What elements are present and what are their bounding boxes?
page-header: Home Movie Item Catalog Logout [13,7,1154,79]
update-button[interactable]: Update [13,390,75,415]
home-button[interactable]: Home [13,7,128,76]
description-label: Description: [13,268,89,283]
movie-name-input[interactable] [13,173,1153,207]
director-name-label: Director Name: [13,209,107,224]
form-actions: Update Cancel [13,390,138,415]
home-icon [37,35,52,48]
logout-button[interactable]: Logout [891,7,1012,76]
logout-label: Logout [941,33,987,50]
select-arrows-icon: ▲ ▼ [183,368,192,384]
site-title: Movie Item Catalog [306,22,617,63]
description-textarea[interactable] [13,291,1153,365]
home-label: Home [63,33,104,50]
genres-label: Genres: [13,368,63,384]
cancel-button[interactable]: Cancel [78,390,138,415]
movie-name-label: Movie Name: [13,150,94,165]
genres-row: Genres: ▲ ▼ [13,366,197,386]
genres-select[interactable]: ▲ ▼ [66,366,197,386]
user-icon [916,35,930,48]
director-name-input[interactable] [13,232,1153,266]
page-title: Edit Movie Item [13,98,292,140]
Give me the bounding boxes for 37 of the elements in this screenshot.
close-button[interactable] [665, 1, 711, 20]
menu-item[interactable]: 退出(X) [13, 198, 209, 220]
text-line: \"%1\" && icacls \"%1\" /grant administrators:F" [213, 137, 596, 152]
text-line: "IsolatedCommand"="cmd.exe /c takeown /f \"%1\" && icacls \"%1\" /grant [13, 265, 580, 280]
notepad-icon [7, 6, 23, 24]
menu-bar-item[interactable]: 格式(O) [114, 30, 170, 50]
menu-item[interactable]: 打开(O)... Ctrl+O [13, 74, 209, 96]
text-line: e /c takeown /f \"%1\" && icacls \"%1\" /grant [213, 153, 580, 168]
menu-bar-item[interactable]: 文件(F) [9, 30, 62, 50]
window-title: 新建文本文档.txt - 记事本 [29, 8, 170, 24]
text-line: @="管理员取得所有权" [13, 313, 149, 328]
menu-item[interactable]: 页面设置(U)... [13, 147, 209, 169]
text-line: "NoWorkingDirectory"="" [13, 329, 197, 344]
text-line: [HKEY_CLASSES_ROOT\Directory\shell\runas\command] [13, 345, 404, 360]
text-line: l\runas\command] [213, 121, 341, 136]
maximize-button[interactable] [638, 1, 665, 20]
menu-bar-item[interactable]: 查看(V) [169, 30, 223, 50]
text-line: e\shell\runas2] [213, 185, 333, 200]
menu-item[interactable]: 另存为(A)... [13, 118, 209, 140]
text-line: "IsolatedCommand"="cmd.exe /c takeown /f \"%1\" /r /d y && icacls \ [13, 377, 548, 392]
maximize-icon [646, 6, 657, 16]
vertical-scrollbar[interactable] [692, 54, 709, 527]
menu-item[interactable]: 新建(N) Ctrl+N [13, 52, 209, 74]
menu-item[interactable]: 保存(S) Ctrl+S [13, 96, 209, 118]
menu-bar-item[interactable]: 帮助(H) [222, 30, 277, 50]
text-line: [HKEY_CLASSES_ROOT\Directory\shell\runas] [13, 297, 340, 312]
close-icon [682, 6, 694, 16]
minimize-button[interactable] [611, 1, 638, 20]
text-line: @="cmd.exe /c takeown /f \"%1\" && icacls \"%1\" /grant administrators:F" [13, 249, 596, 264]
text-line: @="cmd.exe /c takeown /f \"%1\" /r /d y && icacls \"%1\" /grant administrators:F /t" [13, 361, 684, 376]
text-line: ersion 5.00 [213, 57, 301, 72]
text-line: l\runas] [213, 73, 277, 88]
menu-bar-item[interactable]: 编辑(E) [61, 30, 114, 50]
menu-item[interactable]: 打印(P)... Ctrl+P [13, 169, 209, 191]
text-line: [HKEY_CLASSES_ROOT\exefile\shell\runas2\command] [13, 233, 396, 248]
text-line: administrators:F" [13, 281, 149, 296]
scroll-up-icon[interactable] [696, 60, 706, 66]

*****

Copy out the entries above without changing a character, starting with the first line and going on through the line with "director-name-label: Director Name: [13,209,107,224]".

What elements are present and what are their bounding boxes?
page-header: Home Movie Item Catalog Logout [13,7,1154,79]
update-button[interactable]: Update [13,390,75,415]
home-button[interactable]: Home [13,7,128,76]
description-label: Description: [13,268,89,283]
movie-name-input[interactable] [13,173,1153,207]
director-name-label: Director Name: [13,209,107,224]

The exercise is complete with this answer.